---------- Stored data ----------

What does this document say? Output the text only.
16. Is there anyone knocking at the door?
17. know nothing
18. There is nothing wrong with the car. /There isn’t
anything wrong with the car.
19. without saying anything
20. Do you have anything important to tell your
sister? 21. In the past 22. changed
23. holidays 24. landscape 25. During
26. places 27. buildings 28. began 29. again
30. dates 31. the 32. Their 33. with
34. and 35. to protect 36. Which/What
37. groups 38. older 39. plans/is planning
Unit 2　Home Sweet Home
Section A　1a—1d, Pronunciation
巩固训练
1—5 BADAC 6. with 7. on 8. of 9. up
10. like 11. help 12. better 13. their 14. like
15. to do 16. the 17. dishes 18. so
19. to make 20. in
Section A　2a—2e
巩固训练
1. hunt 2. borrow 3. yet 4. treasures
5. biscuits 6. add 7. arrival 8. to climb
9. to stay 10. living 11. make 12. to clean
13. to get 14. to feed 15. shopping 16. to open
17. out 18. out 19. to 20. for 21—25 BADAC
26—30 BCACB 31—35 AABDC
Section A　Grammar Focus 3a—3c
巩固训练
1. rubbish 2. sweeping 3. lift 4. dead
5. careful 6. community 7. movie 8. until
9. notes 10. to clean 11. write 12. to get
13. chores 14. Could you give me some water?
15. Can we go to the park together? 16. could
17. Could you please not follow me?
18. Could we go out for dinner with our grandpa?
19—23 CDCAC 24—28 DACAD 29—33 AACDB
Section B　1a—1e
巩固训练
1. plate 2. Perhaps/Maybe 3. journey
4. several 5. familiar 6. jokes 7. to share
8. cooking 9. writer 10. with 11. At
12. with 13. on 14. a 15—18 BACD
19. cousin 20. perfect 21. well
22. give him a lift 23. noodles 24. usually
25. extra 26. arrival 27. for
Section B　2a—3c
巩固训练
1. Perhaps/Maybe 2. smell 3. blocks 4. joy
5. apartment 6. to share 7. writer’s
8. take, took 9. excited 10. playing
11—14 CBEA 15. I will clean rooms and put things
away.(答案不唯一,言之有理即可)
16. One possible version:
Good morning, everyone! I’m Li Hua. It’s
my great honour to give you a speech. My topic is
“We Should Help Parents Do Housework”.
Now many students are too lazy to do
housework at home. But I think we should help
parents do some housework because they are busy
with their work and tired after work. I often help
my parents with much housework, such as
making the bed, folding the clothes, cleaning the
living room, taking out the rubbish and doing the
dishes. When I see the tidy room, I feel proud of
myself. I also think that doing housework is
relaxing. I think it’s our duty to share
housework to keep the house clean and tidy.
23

----------

Task objective: Tally the lines of the listing above that include the word "What". Answer with the number alone.

Expected answer: 2